=== WHAT NEEDS TO BE DONE ===
Every line below that contains "document" is to be copied.

=== ITEMS ===

(begin)

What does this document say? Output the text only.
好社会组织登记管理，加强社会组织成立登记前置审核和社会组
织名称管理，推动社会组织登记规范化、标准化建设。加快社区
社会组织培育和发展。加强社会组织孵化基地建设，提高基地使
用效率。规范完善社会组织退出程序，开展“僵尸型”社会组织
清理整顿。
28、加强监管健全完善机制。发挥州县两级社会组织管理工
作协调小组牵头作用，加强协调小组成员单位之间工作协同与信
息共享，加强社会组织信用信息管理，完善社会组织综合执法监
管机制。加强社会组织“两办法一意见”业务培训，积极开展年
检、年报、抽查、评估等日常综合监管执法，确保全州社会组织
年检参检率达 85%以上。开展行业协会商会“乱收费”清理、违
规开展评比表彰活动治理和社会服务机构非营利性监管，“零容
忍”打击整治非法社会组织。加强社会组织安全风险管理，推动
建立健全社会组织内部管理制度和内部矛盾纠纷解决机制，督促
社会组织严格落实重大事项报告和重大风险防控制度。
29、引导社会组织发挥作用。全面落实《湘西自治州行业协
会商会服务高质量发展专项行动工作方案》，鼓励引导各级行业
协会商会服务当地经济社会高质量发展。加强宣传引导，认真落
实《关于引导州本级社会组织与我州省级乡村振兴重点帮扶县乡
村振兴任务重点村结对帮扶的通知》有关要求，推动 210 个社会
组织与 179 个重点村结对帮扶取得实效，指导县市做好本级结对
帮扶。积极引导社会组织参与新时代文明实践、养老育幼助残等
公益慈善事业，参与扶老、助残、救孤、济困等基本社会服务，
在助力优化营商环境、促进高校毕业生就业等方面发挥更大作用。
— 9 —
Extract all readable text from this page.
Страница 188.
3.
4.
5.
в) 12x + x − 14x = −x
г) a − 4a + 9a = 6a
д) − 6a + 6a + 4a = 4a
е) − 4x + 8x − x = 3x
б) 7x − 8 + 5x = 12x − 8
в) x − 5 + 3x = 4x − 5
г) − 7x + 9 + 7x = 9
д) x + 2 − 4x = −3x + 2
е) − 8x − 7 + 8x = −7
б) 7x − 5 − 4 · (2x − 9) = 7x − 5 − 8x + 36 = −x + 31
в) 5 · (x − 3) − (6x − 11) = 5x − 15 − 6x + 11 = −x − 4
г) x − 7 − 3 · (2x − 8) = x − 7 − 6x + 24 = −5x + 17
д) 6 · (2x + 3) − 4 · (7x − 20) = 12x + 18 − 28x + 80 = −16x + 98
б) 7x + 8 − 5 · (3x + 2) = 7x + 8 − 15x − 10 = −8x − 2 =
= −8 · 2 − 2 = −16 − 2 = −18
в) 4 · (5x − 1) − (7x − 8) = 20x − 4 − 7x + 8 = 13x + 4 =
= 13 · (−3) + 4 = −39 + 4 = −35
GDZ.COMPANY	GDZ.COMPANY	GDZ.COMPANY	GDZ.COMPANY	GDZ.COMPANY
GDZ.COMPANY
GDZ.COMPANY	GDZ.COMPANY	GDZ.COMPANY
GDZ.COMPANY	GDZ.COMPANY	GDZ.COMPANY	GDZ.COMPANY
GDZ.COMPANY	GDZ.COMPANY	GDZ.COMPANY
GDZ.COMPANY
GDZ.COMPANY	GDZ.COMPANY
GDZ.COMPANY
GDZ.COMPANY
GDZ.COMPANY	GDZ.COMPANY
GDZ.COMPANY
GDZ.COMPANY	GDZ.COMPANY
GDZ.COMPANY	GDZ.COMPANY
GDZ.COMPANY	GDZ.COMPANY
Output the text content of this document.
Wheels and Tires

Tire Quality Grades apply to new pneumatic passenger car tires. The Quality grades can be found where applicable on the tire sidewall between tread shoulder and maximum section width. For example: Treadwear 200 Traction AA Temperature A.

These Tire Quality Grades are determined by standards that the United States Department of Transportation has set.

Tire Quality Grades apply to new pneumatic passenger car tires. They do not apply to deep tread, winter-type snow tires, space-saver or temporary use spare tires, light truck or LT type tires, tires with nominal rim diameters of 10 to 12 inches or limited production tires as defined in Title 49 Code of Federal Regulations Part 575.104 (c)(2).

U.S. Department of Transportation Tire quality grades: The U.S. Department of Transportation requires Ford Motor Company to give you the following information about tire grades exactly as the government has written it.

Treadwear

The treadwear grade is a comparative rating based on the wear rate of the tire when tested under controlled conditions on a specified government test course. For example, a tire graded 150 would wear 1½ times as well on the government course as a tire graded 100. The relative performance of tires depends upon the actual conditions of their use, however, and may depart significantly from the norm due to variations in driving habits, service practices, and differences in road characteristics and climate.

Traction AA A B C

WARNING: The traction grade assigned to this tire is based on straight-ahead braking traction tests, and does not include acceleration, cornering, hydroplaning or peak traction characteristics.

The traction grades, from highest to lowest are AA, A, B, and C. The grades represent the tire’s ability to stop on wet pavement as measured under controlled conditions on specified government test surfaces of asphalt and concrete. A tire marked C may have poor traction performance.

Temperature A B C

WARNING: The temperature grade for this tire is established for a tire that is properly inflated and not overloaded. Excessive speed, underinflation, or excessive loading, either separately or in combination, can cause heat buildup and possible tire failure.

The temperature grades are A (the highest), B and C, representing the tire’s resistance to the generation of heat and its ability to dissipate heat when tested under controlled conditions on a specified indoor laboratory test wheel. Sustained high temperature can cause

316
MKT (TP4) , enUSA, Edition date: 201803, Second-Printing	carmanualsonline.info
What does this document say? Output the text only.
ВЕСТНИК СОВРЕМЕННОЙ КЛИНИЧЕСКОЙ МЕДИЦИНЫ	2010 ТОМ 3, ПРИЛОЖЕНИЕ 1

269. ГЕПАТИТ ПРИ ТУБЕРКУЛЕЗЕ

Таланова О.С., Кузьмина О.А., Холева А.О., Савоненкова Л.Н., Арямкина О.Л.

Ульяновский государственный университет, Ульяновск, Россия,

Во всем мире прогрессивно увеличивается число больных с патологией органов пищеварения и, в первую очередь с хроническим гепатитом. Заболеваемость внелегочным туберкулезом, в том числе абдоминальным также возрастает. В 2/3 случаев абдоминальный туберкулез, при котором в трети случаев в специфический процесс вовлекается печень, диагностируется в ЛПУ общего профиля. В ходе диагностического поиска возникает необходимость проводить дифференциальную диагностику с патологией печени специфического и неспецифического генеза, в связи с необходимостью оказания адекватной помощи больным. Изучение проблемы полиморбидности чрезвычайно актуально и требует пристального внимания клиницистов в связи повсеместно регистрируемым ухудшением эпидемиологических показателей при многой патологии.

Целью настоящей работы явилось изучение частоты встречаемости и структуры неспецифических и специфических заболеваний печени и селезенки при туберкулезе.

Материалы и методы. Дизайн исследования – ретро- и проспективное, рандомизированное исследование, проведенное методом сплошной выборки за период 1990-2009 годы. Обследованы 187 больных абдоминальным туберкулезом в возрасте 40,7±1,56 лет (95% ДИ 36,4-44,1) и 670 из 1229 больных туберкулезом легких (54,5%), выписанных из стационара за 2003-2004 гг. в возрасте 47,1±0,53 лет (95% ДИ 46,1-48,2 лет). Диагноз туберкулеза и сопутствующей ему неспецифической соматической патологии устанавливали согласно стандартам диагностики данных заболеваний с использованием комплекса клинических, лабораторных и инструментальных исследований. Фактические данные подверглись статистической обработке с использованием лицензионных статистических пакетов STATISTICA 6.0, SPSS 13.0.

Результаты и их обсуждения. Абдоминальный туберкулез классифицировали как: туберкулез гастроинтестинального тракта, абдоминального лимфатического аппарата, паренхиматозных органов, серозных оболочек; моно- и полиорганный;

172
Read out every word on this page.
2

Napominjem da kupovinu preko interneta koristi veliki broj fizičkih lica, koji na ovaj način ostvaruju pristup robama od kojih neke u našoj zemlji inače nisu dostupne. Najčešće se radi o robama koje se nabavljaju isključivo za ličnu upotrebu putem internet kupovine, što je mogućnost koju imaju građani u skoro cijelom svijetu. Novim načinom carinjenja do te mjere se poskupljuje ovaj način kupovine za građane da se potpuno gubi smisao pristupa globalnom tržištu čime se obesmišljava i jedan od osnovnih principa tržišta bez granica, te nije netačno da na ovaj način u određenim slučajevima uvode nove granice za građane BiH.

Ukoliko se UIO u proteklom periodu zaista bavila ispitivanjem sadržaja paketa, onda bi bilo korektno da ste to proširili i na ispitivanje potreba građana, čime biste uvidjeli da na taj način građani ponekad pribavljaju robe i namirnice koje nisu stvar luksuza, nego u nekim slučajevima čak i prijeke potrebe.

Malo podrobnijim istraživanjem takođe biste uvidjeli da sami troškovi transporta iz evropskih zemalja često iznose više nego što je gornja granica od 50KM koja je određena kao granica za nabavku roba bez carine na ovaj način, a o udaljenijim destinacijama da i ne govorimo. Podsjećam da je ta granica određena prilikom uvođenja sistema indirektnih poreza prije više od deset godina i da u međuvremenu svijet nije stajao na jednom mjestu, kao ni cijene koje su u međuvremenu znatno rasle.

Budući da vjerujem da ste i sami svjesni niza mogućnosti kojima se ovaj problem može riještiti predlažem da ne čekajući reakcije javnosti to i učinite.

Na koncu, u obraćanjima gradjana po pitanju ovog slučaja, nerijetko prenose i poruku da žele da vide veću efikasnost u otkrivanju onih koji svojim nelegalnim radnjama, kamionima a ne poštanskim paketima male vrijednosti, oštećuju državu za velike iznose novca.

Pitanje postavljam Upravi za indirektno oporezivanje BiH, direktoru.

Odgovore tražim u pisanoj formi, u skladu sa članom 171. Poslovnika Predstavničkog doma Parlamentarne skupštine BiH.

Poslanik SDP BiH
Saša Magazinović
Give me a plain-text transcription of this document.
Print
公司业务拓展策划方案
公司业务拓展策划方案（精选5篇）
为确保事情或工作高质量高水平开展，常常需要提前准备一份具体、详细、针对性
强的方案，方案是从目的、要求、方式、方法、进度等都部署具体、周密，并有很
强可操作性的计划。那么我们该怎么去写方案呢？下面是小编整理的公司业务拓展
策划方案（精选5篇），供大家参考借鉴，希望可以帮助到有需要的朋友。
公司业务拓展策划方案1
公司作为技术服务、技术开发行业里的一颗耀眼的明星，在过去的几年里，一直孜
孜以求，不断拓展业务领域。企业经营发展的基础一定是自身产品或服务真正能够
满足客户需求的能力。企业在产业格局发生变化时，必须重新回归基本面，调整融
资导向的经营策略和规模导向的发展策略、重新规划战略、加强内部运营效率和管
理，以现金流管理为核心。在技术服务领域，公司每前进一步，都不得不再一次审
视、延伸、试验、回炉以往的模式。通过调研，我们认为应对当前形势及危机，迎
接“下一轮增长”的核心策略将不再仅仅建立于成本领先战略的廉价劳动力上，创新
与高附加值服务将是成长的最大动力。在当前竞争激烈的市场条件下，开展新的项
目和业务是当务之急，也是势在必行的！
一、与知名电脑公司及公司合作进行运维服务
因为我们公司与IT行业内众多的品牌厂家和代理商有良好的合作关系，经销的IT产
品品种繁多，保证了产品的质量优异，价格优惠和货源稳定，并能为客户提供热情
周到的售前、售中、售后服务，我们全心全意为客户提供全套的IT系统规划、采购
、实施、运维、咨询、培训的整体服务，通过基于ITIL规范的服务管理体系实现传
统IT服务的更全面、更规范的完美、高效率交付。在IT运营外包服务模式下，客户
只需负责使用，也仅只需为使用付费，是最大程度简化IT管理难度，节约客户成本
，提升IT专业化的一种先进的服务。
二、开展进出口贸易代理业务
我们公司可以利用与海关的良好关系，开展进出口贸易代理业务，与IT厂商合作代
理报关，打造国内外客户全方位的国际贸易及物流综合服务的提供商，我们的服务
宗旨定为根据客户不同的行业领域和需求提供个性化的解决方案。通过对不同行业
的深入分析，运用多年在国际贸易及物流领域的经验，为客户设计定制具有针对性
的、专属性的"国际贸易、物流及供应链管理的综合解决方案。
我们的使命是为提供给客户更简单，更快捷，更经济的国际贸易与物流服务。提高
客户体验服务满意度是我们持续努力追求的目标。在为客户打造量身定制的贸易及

(end)

=== WRITTEN SOLUTION ===
What does this document say? Output the text only.
Output the text content of this document.
What does this document say? Output the text only.
Give me a plain-text transcription of this document.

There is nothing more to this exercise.